** begin **

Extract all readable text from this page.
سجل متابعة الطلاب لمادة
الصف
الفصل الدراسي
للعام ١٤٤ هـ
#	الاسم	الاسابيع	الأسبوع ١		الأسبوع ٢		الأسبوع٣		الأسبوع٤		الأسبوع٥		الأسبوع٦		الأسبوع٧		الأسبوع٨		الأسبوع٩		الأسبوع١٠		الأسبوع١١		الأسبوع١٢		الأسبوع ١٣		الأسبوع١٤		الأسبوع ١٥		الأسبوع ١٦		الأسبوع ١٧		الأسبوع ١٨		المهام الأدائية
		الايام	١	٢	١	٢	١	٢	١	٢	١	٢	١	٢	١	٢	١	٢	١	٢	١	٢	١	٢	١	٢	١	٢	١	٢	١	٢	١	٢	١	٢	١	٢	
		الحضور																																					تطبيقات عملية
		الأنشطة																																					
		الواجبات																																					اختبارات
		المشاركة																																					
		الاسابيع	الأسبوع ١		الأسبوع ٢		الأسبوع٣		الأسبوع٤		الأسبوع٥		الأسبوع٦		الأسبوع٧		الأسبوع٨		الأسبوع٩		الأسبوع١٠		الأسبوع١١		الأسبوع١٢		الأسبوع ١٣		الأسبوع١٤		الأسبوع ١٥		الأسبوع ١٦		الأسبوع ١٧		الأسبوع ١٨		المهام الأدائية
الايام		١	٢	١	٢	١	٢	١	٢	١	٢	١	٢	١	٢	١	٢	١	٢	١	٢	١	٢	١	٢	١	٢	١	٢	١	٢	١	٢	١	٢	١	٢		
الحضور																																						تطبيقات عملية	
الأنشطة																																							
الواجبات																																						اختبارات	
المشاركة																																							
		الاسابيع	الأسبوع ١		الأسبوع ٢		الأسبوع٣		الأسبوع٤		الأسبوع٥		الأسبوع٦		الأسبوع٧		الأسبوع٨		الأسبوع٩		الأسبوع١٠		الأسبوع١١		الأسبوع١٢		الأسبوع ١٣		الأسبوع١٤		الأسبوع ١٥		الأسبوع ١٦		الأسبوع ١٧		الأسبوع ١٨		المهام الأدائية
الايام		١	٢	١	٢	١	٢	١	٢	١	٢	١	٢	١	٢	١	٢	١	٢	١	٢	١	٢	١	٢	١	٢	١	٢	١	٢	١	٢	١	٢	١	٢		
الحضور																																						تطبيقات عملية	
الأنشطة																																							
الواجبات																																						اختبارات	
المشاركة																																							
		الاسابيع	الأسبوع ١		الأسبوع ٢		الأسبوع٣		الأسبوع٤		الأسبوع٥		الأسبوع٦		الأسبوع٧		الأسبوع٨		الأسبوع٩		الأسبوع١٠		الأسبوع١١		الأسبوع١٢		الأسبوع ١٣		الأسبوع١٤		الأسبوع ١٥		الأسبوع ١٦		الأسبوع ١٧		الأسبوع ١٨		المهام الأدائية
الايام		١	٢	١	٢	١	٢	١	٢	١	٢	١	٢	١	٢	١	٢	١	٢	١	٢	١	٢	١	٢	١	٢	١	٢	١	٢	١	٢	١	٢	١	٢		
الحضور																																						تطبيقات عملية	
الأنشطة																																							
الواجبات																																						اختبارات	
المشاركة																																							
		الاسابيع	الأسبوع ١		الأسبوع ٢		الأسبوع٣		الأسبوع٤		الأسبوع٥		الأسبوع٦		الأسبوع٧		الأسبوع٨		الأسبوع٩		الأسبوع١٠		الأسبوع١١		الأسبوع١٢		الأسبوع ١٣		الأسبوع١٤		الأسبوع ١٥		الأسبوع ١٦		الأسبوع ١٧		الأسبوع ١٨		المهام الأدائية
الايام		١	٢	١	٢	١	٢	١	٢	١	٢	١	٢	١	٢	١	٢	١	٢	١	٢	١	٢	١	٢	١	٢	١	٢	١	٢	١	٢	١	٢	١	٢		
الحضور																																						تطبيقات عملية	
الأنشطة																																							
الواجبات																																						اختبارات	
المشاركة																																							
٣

** end **

What needs to be done: Every line above should be retyped exactly as given.

The completed task:
Extract all readable text from this page.
سجل متابعة الطلاب لمادة
الصف
الفصل الدراسي
للعام ١٤٤ هـ
#	الاسم	الاسابيع	الأسبوع ١		الأسبوع ٢		الأسبوع٣		الأسبوع٤		الأسبوع٥		الأسبوع٦		الأسبوع٧		الأسبوع٨		الأسبوع٩		الأسبوع١٠		الأسبوع١١		الأسبوع١٢		الأسبوع ١٣		الأسبوع١٤		الأسبوع ١٥		الأسبوع ١٦		الأسبوع ١٧		الأسبوع ١٨		المهام الأدائية
		الايام	١	٢	١	٢	١	٢	١	٢	١	٢	١	٢	١	٢	١	٢	١	٢	١	٢	١	٢	١	٢	١	٢	١	٢	١	٢	١	٢	١	٢	١	٢	
		الحضور																																					تطبيقات عملية
		الأنشطة																																					
		الواجبات																																					اختبارات
		المشاركة																																					
		الاسابيع	الأسبوع ١		الأسبوع ٢		الأسبوع٣		الأسبوع٤		الأسبوع٥		الأسبوع٦		الأسبوع٧		الأسبوع٨		الأسبوع٩		الأسبوع١٠		الأسبوع١١		الأسبوع١٢		الأسبوع ١٣		الأسبوع١٤		الأسبوع ١٥		الأسبوع ١٦		الأسبوع ١٧		الأسبوع ١٨		المهام الأدائية
الايام		١	٢	١	٢	١	٢	١	٢	١	٢	١	٢	١	٢	١	٢	١	٢	١	٢	١	٢	١	٢	١	٢	١	٢	١	٢	١	٢	١	٢	١	٢		
الحضور																																						تطبيقات عملية	
الأنشطة																																							
الواجبات																																						اختبارات	
المشاركة																																							
		الاسابيع	الأسبوع ١		الأسبوع ٢		الأسبوع٣		الأسبوع٤		الأسبوع٥		الأسبوع٦		الأسبوع٧		الأسبوع٨		الأسبوع٩		الأسبوع١٠		الأسبوع١١		الأسبوع١٢		الأسبوع ١٣		الأسبوع١٤		الأسبوع ١٥		الأسبوع ١٦		الأسبوع ١٧		الأسبوع ١٨		المهام الأدائية
الايام		١	٢	١	٢	١	٢	١	٢	١	٢	١	٢	١	٢	١	٢	١	٢	١	٢	١	٢	١	٢	١	٢	١	٢	١	٢	١	٢	١	٢	١	٢		
الحضور																																						تطبيقات عملية	
الأنشطة																																							
الواجبات																																						اختبارات	
المشاركة																																							
		الاسابيع	الأسبوع ١		الأسبوع ٢		الأسبوع٣		الأسبوع٤		الأسبوع٥		الأسبوع٦		الأسبوع٧		الأسبوع٨		الأسبوع٩		الأسبوع١٠		الأسبوع١١		الأسبوع١٢		الأسبوع ١٣		الأسبوع١٤		الأسبوع ١٥		الأسبوع ١٦		الأسبوع ١٧		الأسبوع ١٨		المهام الأدائية
الايام		١	٢	١	٢	١	٢	١	٢	١	٢	١	٢	١	٢	١	٢	١	٢	١	٢	١	٢	١	٢	١	٢	١	٢	١	٢	١	٢	١	٢	١	٢		
الحضور																																						تطبيقات عملية	
الأنشطة																																							
الواجبات																																						اختبارات	
المشاركة																																							
		الاسابيع	الأسبوع ١		الأسبوع ٢		الأسبوع٣		الأسبوع٤		الأسبوع٥		الأسبوع٦		الأسبوع٧		الأسبوع٨		الأسبوع٩		الأسبوع١٠		الأسبوع١١		الأسبوع١٢		الأسبوع ١٣		الأسبوع١٤		الأسبوع ١٥		الأسبوع ١٦		الأسبوع ١٧		الأسبوع ١٨		المهام الأدائية
الايام		١	٢	١	٢	١	٢	١	٢	١	٢	١	٢	١	٢	١	٢	١	٢	١	٢	١	٢	١	٢	١	٢	١	٢	١	٢	١	٢	١	٢	١	٢		
الحضور																																						تطبيقات عملية	
الأنشطة																																							
الواجبات																																						اختبارات	
المشاركة																																							
٣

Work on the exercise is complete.